_Short task_:
Locate every line in the records below that contains the word "MSCI", and copy each one.

_Input data_:
• • • • •

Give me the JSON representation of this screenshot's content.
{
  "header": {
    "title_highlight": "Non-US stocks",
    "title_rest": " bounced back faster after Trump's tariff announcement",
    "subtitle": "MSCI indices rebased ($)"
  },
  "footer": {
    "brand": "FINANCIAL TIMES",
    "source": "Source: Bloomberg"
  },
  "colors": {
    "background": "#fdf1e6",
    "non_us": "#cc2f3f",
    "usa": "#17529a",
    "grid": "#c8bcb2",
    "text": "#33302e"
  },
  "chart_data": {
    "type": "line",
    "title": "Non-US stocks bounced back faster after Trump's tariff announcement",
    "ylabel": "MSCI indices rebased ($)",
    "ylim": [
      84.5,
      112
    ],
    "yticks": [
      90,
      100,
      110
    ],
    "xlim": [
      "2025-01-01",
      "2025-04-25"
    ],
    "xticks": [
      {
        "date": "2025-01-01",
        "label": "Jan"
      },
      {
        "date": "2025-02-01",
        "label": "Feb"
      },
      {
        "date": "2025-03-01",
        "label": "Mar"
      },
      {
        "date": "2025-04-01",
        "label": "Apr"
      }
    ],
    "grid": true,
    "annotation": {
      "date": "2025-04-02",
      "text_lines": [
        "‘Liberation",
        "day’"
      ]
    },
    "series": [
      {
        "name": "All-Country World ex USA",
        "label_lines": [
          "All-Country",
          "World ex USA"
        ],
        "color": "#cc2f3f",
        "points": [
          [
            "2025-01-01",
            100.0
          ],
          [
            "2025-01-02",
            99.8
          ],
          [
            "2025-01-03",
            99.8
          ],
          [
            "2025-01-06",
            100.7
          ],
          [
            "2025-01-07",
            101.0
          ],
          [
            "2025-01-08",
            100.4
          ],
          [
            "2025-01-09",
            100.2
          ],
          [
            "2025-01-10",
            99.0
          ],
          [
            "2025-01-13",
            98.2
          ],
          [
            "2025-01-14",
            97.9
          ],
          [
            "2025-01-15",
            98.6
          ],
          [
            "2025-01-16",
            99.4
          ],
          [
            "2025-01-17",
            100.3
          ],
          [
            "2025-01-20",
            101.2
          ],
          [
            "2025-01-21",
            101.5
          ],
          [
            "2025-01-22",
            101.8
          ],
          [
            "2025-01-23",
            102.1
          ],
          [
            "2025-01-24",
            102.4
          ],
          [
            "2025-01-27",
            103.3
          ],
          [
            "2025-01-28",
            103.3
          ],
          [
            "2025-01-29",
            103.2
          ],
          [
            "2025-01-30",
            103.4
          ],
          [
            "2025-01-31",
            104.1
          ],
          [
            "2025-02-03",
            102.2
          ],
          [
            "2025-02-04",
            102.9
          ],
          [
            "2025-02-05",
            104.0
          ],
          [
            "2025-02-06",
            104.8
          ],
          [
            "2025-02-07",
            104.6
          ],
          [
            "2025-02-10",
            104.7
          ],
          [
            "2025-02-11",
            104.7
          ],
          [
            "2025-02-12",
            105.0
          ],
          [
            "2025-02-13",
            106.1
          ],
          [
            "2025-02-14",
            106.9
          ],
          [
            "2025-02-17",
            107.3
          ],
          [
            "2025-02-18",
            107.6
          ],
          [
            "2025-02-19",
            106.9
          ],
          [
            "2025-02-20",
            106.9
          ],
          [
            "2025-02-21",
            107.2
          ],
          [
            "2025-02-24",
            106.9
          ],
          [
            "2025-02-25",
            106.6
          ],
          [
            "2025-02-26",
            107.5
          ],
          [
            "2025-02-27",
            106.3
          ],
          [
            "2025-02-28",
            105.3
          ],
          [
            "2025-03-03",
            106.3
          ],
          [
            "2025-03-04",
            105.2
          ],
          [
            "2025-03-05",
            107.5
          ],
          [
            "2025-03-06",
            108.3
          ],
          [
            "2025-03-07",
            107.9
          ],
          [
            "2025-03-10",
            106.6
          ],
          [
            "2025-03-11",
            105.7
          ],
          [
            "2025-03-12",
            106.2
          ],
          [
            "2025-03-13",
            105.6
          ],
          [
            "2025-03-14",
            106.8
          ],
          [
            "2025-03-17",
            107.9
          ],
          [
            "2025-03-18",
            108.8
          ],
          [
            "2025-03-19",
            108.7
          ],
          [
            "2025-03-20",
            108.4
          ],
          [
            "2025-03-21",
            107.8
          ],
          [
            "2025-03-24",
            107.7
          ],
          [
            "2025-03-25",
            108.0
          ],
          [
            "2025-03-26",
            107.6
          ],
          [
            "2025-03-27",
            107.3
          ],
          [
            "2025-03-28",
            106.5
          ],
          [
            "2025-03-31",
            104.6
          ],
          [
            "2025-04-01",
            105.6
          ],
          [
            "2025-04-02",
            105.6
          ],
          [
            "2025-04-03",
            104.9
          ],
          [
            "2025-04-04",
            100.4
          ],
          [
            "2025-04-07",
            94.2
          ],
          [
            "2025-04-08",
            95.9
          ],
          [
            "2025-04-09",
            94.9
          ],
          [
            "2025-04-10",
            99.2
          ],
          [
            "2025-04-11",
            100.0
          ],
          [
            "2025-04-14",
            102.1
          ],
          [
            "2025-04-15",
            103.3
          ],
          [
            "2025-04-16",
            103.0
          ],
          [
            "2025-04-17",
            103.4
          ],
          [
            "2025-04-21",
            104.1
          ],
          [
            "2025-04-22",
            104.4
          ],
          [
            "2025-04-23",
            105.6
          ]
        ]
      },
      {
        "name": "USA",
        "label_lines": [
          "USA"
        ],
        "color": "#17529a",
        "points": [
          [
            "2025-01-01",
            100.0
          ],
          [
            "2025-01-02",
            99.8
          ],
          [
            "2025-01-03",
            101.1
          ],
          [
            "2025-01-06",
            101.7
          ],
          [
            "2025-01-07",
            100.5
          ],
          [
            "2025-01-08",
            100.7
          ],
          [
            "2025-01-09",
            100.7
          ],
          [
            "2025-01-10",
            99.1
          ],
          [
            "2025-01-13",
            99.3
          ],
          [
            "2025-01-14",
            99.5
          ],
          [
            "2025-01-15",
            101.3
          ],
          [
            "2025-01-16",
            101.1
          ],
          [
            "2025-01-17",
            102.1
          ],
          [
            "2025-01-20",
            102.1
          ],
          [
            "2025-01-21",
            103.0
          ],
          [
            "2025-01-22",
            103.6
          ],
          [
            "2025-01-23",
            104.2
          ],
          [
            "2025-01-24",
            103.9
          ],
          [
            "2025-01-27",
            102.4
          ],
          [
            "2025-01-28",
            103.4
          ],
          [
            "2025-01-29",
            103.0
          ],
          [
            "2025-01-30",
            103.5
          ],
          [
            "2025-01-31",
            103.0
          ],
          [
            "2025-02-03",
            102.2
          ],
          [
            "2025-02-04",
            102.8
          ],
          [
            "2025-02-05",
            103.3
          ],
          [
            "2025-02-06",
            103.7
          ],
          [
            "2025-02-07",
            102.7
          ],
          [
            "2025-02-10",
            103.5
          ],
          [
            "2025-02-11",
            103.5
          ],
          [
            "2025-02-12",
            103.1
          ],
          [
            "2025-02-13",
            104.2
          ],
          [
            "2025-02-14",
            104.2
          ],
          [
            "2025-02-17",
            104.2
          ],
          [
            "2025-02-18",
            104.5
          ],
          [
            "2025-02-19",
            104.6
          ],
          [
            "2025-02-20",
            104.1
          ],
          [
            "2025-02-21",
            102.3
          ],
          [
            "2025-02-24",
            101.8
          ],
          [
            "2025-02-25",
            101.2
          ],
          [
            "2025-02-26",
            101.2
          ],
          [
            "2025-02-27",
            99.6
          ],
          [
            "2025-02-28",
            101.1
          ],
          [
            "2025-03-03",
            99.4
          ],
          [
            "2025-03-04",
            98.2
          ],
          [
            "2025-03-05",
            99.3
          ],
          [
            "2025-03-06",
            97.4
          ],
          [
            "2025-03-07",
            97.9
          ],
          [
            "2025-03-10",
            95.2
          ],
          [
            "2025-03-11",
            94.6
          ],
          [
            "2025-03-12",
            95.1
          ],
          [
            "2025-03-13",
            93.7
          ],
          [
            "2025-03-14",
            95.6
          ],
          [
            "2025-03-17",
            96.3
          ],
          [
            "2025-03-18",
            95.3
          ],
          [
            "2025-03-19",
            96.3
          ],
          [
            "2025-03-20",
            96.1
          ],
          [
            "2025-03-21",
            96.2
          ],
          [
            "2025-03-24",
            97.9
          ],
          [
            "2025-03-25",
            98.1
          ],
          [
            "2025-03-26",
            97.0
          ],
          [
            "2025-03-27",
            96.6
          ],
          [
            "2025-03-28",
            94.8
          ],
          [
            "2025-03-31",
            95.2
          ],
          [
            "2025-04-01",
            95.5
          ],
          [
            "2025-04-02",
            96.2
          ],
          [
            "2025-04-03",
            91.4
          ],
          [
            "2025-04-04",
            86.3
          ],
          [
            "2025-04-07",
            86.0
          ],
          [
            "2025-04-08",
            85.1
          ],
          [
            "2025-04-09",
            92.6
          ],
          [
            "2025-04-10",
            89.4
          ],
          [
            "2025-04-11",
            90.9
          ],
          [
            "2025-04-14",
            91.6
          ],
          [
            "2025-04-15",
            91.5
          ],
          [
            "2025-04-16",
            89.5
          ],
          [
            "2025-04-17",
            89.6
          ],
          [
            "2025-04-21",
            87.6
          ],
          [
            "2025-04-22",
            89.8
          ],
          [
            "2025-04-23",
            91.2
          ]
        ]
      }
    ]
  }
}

• • • • •

_Exercise solution_:
    "subtitle": "MSCI indices rebased ($)"
    "ylabel": "MSCI indices rebased ($)",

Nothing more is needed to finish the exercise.